Explore the material =
(a) In the Macrowikinomics review, which actions does the review say business leaders must tap the wisdom of the crowds to perform? List all of them.
(b) According to the Macrowikinomics review, how many paid staff members serve as the Huffington Post's central clearinghouse?
(c) Write the next passage of the Macrowikinomics review, starting right after its last sentence.

Text segment =
—————

With this one declaration, P&G squeezed the "tube of toothpaste" that was business differentiation and created an environment where the idea itself need not be created by the corporation anymore, but by the Wikiworld. And the value in the equation squeezed away from the corporation as the sole idea generator to the corporation as master leverage king of the ideas of many.

Macrowikinomics takes the reader on a journey that connects the dots from the world of Citizen Kane, where control was central to media dominance, to the world of the Huffington Post, where 150 paid staff members serve as a central clearinghouse for two million contributions per month, many contributed by 12,000 "citizen journalists." With example after example of Wiki-‐style collaboration and contribution, this book makes the case for "new fundamentals," where the power and pull of invention is shared by many and business leaders need to learn to tap into the wisdom of the crowds to invent, discover, weigh in on, collaborate on, and virally spread ideas for commerce in the future.

No Turning Back: Citizen Journalists Have Dethroned Citizen Kane

Whether or not all business leaders embrace the signs of the Wiki fundamentals the way that Procter & Gamble have, Macrowikinomics offers us all a new set of organizing principles for what it will take to achieve competitive advantage in the future:

  1. Mass collaboration and mass competition are here to stay. The XPrize will continue to spur new solutions to problems and InnoCentive will lead to other companies that facilitate mass contribution to commercial challenges.
  2. Business leaders need to put their own internal research and development efforts up against a crowdsourced marketplace's capabilities. A product manager can use social media for input on innovations to magnify their market research, and a CEO can reach out to a global market for input on best practices.
  3. Heads of companies used to trading in the currency of "trade secrets" as their killer app will have to confront the inevitable power of transparency and reflect on how to maintain competitive advantage if part of the platform is open to many (like the apps on the iPad--apps developers make money and so does Apple). 4. The genie is out of the bottle and there's no turning back. Music studios will never own the music industry again: citizen journalists have dethroned Citizen Kane.

—————

Dataset records =
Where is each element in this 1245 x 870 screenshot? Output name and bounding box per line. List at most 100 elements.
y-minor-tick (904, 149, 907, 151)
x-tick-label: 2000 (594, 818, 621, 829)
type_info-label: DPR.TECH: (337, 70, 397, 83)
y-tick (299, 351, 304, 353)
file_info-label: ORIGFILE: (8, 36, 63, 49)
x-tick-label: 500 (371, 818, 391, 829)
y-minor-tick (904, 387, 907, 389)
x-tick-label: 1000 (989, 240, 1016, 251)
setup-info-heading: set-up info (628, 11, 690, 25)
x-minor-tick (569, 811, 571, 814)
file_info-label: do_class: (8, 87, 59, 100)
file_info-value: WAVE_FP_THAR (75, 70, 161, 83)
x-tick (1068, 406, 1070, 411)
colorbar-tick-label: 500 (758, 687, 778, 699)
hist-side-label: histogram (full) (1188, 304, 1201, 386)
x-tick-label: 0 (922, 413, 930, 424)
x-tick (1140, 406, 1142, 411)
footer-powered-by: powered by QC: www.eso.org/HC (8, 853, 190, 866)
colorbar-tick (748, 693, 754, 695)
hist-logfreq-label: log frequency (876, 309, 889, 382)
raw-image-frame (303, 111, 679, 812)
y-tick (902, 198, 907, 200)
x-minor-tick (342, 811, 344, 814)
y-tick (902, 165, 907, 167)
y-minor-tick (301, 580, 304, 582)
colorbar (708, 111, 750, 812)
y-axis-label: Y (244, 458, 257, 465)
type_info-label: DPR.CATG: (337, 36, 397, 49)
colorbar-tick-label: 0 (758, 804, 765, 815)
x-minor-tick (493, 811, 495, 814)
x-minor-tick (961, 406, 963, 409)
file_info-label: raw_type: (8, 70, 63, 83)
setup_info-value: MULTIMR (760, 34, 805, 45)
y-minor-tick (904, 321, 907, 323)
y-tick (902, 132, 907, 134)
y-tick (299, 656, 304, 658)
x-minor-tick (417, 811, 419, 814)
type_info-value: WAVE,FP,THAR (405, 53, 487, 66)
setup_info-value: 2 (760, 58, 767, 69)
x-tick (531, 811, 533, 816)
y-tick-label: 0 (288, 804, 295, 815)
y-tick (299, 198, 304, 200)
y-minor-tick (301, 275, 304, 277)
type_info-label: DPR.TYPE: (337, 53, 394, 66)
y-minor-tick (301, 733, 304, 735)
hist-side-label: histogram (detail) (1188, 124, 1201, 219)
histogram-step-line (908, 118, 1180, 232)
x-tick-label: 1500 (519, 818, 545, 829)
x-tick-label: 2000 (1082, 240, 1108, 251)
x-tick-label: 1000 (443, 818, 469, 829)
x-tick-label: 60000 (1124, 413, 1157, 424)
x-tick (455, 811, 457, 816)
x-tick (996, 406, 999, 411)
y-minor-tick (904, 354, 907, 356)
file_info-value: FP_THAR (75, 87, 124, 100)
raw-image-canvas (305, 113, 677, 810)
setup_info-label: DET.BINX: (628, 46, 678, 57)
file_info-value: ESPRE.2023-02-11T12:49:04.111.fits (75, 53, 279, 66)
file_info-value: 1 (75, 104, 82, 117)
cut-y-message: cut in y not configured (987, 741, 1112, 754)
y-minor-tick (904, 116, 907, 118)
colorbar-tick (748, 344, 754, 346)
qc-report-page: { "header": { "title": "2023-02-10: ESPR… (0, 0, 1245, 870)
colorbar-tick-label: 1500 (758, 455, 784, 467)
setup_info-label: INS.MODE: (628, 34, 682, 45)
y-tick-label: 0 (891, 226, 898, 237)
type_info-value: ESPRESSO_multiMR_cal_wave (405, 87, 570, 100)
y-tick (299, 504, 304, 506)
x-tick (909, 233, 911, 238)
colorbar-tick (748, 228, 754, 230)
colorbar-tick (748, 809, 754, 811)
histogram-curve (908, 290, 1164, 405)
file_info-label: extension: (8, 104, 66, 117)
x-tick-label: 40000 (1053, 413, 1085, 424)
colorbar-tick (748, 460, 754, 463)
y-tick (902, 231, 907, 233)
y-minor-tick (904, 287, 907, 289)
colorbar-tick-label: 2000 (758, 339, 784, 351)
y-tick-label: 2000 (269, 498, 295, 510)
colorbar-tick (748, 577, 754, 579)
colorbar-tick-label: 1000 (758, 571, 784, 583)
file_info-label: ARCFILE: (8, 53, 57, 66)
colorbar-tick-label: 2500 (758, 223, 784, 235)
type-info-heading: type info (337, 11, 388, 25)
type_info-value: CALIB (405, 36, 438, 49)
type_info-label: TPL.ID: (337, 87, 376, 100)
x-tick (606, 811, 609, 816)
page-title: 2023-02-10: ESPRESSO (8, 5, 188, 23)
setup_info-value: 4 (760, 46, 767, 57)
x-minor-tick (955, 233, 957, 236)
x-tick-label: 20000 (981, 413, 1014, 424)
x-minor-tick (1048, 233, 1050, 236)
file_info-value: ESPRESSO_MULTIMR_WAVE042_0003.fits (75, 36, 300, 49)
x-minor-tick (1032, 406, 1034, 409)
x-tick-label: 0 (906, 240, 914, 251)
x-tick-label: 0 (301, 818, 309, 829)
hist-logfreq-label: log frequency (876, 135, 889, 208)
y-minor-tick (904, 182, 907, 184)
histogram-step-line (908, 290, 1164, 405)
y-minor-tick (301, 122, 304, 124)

—————

Answers to this exercise =
(a)
- invent
- discover
- weigh in on
- collaborate on
- virally spread ideas for commerce in the future

(b) 150 paid staff members.

(c)
Conclusion: Tapscott and Williams Have Analyzed Today's Wiki Realities from a Compelling, New Vantage Point

Macrowikinomics provokes divergent reactions. For example, according to the book, everyone in business will be under the scrutiny of many eyes around the globe based on the immediacy of information exchange. At the same time, business leaders can use that same speed of exchange and global reach to fuel their competitive advantage.

No matter what way readers react to Macrowikinomics, they will be compelled to rethink the fundamentals of what puts their businesses at the top of the heap, and to invent a dynamic way to incorporate the power of the Wiki into their corporate vision.

Tapscott and Williams have read the tea leaves. They've built on their original observations from their 2007 bestseller, Wikinomics, and provided a context for all of us to interpret and apply the future that is now upon us. They've nailed the notion that MacroWiki principles like collaborative innovation are "killing the old-hardwired 'plan and push' mentality taught in business schools." (Tapscott and Williams, 25). Tapscott and Williams have even applied the lessons to the creation of their own book, citing the contributions of nGenera's far-reaching research community as well as hundreds of content reviewers and an online challenge that led to the name of the book itself.

These authors and business wisemen have set the wheels in motion for the next frontier in business where intellectual property goes from king to knave, and the value of a company, an entrepreneurial enterprise, or even a large corporation shifts from "we invented it" to "we discovered it, distributed it, and tapped into the consumer needs," more powerfully than the other guys did.

Read the book. Then, rethink the next decade of your business.